The exercise:
Could you write out every entry exactly as it stands?

Provided records:
------------------------

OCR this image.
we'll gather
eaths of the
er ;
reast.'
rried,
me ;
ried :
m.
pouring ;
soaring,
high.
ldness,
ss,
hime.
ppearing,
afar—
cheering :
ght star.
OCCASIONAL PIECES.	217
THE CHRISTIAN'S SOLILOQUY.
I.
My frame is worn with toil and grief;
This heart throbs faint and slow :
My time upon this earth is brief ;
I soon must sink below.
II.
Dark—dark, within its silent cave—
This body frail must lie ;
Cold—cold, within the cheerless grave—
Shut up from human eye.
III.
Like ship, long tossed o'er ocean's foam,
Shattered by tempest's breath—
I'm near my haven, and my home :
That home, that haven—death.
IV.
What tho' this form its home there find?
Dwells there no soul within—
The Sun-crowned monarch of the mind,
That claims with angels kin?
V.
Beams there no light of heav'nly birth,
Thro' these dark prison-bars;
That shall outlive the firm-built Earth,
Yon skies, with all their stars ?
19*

------------------------

Response:
OCR this image.
we'll gather
eaths of the
er ;
reast.'
rried,
me ;
ried :
m.
pouring ;
soaring,
high.
ldness,
ss,
hime.
ppearing,
afar—
cheering :
ght star.
OCCASIONAL PIECES.	217
THE CHRISTIAN'S SOLILOQUY.
I.
My frame is worn with toil and grief;
This heart throbs faint and slow :
My time upon this earth is brief ;
I soon must sink below.
II.
Dark—dark, within its silent cave—
This body frail must lie ;
Cold—cold, within the cheerless grave—
Shut up from human eye.
III.
Like ship, long tossed o'er ocean's foam,
Shattered by tempest's breath—
I'm near my haven, and my home :
That home, that haven—death.
IV.
What tho' this form its home there find?
Dwells there no soul within—
The Sun-crowned monarch of the mind,
That claims with angels kin?
V.
Beams there no light of heav'nly birth,
Thro' these dark prison-bars;
That shall outlive the firm-built Earth,
Yon skies, with all their stars ?
19*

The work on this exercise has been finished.